> [REQUIRED TASKS]
a – Answer these questions from the Baytex announcement, marking each answer with the same numeral:
(i) What periods do the financial statements cover?
(ii) What number do international callers dial to join the conference call?
(iii) About how long after the event will an archived recording be available?
b – Please extract the raw records entries between the line holding "x-tick-label: W1N0 <box>1645" and the line holding "x-axis-title: Treatment <box>1541", inclusive.

> [SELECTED PASSAGE]

Our condensed consolidated interim unaudited financial statements for the three and six months ended June 30, 2017 and the related Management's Discussion and Analysis of the operating and financial results can be accessed immediately on our website at www.baytexenergy.com and will be available shortly through SEDAR at www.sedar.com and EDGAR at www.sec.gov/edgar.shtml.

Conference Call Today – August 1, 2017
9:00 a.m. MDT (11:00 a.m. EDT)
Baytex will host a conference call today, August 1, 2017, starting at 9:00am MDT (11:00am EDT). To participate, please dial toll free in North America 1-866-226-4099 or international 1-647-427-2258. Alternatively, to listen to the conference call online, please enter http://edge.media-server.com/m/p/fb4ofhpe in your web browser.



An archived recording of the conference call will be available approximately two hours after the event by accessing the webcast link above. The conference call will also be archived on the Baytex website at www.baytexenergy.com.

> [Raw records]
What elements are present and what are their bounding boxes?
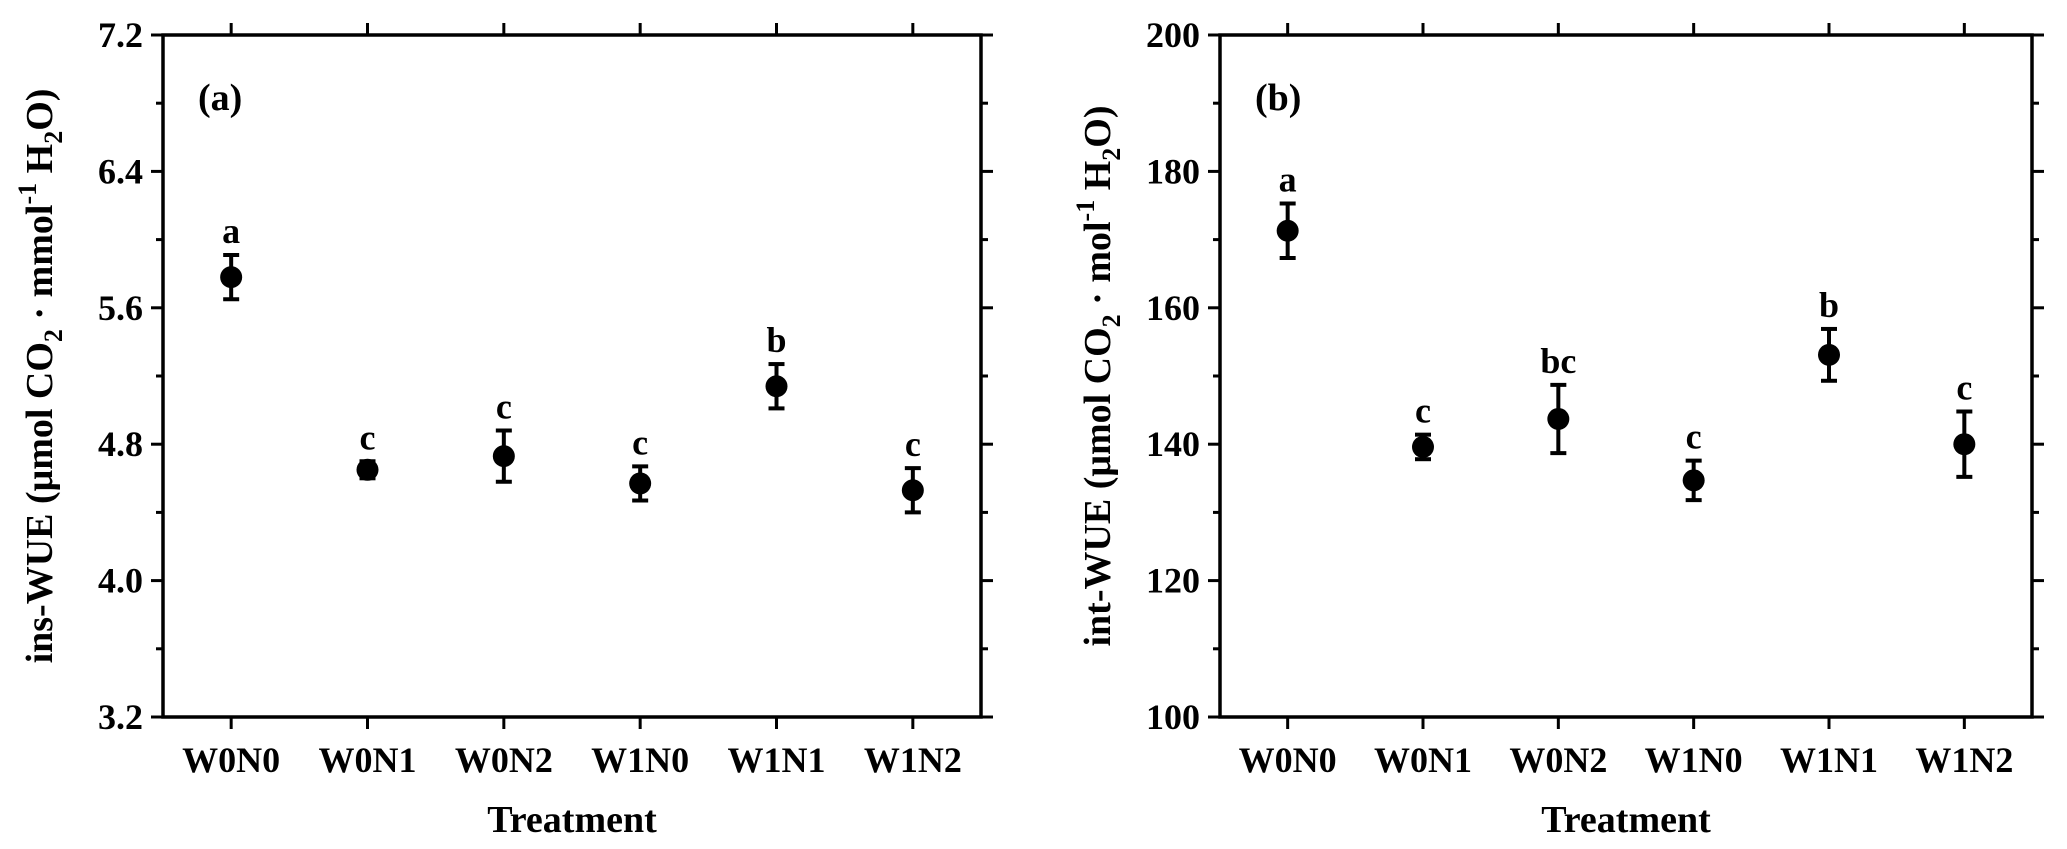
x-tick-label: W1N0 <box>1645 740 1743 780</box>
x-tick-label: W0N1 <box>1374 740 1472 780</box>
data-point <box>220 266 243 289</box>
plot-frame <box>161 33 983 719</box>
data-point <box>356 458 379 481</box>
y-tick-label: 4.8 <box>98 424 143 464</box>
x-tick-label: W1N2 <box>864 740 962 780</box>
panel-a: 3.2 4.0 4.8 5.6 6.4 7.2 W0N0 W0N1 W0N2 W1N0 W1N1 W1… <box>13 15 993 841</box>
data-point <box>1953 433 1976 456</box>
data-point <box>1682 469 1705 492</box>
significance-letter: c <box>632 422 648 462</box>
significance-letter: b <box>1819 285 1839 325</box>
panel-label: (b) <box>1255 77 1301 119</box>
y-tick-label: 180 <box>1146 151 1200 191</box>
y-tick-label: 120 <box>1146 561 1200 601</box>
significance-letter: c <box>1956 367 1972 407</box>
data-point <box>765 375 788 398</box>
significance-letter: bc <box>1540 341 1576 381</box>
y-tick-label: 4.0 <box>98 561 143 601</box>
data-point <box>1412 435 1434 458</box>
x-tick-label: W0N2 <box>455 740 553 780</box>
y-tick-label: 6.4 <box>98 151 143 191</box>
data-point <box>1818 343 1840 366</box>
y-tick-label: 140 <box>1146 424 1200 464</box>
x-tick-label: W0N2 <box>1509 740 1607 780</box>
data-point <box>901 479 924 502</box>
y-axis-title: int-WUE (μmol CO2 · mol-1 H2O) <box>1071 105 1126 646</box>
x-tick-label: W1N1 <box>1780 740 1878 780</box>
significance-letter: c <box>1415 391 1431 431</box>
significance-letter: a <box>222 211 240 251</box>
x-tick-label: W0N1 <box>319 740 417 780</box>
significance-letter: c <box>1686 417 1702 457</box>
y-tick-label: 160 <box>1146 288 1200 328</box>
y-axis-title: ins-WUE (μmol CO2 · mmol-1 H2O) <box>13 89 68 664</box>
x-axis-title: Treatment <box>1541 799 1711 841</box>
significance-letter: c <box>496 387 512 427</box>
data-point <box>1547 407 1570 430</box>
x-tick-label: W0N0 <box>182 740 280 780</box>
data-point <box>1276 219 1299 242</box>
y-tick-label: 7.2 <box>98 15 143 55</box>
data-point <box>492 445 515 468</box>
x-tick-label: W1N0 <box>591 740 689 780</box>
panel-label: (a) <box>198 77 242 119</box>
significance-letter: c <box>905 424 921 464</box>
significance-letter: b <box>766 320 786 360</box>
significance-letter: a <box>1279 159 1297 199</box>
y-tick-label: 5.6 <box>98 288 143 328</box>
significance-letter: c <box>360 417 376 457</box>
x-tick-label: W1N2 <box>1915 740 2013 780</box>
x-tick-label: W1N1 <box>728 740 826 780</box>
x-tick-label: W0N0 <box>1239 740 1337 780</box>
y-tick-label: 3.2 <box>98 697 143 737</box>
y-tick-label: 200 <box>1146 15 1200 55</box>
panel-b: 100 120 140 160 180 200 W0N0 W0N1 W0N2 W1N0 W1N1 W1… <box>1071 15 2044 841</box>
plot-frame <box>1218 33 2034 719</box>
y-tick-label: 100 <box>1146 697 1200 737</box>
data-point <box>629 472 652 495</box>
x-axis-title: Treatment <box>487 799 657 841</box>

> [RESULTS OF THE EXERCISE]
a –
(i) The three and six months ended June 30, 2017
(ii) 1-647-427-2258
(iii) Approximately two hours

b –
x-tick-label: W1N0 <box>1645 740 1743 780</box>
x-tick-label: W0N1 <box>1374 740 1472 780</box>
data-point <box>220 266 243 289</box>
plot-frame <box>161 33 983 719</box>
data-point <box>356 458 379 481</box>
y-tick-label: 4.8 <box>98 424 143 464</box>
x-tick-label: W1N2 <box>864 740 962 780</box>
panel-a: 3.2 4.0 4.8 5.6 6.4 7.2 W0N0 W0N1 W0N2 W1N0 W1N1 W1… <box>13 15 993 841</box>
data-point <box>1953 433 1976 456</box>
data-point <box>1682 469 1705 492</box>
significance-letter: c <box>632 422 648 462</box>
significance-letter: b <box>1819 285 1839 325</box>
panel-label: (b) <box>1255 77 1301 119</box>
y-tick-label: 180 <box>1146 151 1200 191</box>
y-tick-label: 120 <box>1146 561 1200 601</box>
significance-letter: c <box>1956 367 1972 407</box>
data-point <box>765 375 788 398</box>
significance-letter: bc <box>1540 341 1576 381</box>
y-tick-label: 4.0 <box>98 561 143 601</box>
data-point <box>1412 435 1434 458</box>
x-tick-label: W0N2 <box>455 740 553 780</box>
y-tick-label: 6.4 <box>98 151 143 191</box>
data-point <box>1818 343 1840 366</box>
y-tick-label: 140 <box>1146 424 1200 464</box>
x-tick-label: W0N2 <box>1509 740 1607 780</box>
data-point <box>901 479 924 502</box>
y-axis-title: int-WUE (μmol CO2 · mol-1 H2O) <box>1071 105 1126 646</box>
x-tick-label: W1N1 <box>1780 740 1878 780</box>
significance-letter: c <box>1415 391 1431 431</box>
significance-letter: a <box>222 211 240 251</box>
x-tick-label: W0N1 <box>319 740 417 780</box>
significance-letter: c <box>1686 417 1702 457</box>
y-tick-label: 160 <box>1146 288 1200 328</box>
y-axis-title: ins-WUE (μmol CO2 · mmol-1 H2O) <box>13 89 68 664</box>
x-axis-title: Treatment <box>1541 799 1711 841</box>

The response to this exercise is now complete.